[SOURCE TEXT Boundary: Start]
Go on, Bleed a Little - Everyone knows about the bleeding edge of Tech. What is often overlooked is that Tech has two bleeding edges - the leading edge and the lagging edge. You only get to choose which one you bleed on.

An organisation that doesn’t prioritize learning not only manifests in arrested development of engineers but also in a system that is running End-of-Life versions of your stack because ‘shipping user value’ is the only priority.

Build a Learning Culture

Learning Culture? What’s that? A Learning Culture is one which takes it for granted that learning is to happen and consciously provides the conditions and encouragement for it.

We’ve already talked about how to signal that learning is a priority for the org leadership - budgets (time and money). Publicise them widely, curate the learning resources well and ask questions when the budgets aren’t spent. But there’s a lot more that you can do. A little bit of seriousness can make all the difference .

Operationalise a library, with librarian - Commandeer some admin resource to be the librarian. Most learning resources are now digital, especially during lockdown. Have one place where they can be found. Make space for bookshelves in the office (whenever that happens next)

Maintain a ‘Suggested Reading’ and ‘Required Reading’ List - Here’s an awesome starting point from GoJek Tech.

True Story - I once printed out several dozen copies of ‘Out of the Tar Pit’ and ‘No Silver Bullet’ and left them on each engineer’s desk. Random pop quizzes followed. Most engineers ended up reading part of it. One senior engineer dived deep into these papers, took extensive notes and emerged on the other side a completely different engineer. And since he was senior the sweetness of that learning spread through his teams. One hit is sometimes all one needs.
[SOURCE TEXT Boundary: End]
Pick up the text on building a learning culture in tech teams right after its last sentence and keep it going. The records after this point are separate material and have nothing to do with the text on building a learning culture.
[EXCERPTED DATA Boundary: Start]
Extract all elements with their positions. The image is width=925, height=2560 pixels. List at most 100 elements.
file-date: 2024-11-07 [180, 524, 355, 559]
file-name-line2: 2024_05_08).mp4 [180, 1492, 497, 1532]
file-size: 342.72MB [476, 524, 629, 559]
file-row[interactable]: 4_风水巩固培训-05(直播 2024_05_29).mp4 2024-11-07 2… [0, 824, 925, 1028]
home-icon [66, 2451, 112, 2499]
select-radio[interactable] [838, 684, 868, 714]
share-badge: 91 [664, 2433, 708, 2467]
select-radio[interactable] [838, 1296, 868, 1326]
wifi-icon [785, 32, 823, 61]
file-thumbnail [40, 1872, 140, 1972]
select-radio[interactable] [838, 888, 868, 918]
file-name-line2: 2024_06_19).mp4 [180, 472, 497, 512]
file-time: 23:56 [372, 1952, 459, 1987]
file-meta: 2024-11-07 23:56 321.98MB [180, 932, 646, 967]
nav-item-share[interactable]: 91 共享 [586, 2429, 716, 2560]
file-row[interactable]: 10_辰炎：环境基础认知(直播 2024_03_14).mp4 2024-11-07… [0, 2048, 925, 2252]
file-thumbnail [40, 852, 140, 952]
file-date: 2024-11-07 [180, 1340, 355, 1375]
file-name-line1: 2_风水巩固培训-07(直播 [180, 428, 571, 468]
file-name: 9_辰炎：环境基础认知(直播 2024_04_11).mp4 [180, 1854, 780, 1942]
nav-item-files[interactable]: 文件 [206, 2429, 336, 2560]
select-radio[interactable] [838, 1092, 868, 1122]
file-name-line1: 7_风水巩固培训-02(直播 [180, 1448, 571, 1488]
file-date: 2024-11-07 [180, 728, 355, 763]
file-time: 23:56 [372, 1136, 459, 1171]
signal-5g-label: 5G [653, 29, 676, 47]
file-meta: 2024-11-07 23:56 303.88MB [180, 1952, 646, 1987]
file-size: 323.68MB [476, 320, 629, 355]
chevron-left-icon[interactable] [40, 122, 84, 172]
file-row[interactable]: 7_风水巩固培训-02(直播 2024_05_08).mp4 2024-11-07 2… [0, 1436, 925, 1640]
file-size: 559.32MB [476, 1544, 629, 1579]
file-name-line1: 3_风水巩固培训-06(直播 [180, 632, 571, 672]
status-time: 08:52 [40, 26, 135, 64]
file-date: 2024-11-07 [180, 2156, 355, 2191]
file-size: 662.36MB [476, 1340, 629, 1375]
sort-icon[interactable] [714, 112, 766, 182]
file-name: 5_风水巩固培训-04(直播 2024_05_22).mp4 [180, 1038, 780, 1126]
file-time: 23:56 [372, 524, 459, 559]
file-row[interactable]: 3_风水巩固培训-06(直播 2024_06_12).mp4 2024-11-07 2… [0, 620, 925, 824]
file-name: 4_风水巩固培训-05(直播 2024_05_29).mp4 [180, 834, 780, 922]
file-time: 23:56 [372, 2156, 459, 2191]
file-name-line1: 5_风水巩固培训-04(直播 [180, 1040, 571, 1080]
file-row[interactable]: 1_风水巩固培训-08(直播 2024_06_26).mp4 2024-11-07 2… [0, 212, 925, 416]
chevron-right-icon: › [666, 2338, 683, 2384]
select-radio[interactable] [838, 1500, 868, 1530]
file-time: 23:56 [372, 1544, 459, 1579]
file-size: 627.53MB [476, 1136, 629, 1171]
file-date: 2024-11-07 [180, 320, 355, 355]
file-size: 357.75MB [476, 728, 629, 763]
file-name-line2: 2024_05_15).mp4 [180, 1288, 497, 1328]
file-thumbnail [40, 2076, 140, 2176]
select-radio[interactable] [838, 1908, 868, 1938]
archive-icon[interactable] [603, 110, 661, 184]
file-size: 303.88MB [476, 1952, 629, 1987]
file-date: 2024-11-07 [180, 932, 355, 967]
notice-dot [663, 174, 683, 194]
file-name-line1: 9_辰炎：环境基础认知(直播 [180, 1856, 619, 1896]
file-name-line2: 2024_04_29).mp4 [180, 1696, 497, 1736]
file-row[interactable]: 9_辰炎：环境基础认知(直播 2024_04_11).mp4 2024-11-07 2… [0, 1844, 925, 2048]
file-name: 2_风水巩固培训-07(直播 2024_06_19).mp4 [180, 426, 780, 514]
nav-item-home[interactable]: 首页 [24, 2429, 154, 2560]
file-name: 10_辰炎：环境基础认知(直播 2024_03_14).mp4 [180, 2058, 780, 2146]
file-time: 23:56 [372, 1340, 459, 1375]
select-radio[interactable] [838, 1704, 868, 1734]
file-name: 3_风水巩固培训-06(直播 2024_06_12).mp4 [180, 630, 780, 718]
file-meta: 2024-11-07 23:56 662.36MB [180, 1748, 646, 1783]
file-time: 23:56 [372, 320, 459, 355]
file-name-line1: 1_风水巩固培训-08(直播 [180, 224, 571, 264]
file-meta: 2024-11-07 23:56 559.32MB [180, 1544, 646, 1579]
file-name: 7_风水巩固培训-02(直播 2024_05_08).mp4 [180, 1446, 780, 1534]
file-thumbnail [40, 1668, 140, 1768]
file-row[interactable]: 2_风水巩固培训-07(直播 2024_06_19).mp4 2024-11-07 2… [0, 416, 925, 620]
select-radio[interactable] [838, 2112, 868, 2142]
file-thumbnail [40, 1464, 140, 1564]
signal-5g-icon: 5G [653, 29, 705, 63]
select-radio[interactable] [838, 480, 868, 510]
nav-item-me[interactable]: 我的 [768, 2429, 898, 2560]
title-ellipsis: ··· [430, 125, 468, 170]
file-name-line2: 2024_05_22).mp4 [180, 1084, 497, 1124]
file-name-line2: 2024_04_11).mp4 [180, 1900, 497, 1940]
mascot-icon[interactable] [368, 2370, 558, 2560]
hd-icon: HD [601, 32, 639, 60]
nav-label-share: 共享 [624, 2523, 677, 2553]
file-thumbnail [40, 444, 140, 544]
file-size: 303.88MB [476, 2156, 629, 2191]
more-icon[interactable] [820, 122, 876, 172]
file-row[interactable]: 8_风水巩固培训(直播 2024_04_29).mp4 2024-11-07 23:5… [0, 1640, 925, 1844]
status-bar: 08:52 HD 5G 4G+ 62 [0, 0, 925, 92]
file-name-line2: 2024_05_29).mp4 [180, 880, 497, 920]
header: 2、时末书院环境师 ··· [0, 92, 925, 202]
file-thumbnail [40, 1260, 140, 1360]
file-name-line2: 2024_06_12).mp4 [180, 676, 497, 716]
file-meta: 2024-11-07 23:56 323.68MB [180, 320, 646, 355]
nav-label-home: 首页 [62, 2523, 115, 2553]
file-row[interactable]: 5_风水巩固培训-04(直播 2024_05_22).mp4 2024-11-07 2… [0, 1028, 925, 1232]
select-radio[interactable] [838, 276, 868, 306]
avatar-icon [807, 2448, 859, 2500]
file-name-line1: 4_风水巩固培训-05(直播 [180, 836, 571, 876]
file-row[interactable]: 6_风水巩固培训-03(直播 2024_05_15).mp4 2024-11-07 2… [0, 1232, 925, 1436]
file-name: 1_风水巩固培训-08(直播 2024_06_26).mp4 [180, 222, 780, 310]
[EXCERPTED DATA Boundary: End]
● **EXERCISE RESULT**
Share the Joy - At @ShaadiTech we have a weekly check-in called “What Are You Reading These Days And What Can we Learn From It?” Some excerpts -

As you can see, these are not necessarily engineering books. That’s perfectly ok. We’re after holistic development.

Maintain an Internal Blog - Nothing crystallises learning as much as writing. It allows one to take a distanced and abstracted view of what one has been working on and makes concrete ideas that one is carrying around in one’s head. At @ShaadiTech we operate the blog on the principle that this is for the primary edification of the writer. Any benefit to any reader is a bonus. Any blogs that make it to are doubly so.

Spread the Learning - One of the big problems in any organisation is ensuring everyone’s running an updated model of the org and system in their heads. There’s little point building cool stuff if it never gets used by the rest of the organisation. To solve for this we have monthly Demo Days at @ShaadiTech. This is where engineers get to show off the cool stuff they’ve built. This works great for engineers who are usually shy about publicity - it gets them in front of the organisation in an environment they’re comfortable in, it inspires other engineers to do cool things and it spreads the learning through the org.

BYOT - BYOT is short for “Bring Your Own Talk”. It’s a communal viewing of a tech conference talk followed by a discussion. The format is very specific

  • the price of entry to the event is a suggested tech talk. This means that you can’t get in unless you watch talks already and have a good one to share.
  • Once everyone’s proposals are in, everyone votes on which talks they’d like to see in the allotted time.
  • Watch the talks.
  • Discuss.
  • ….
  • Profit?

This works better in smaller orgs and team specific because what the Data Engineering Team finds interesting may not interest the Android team.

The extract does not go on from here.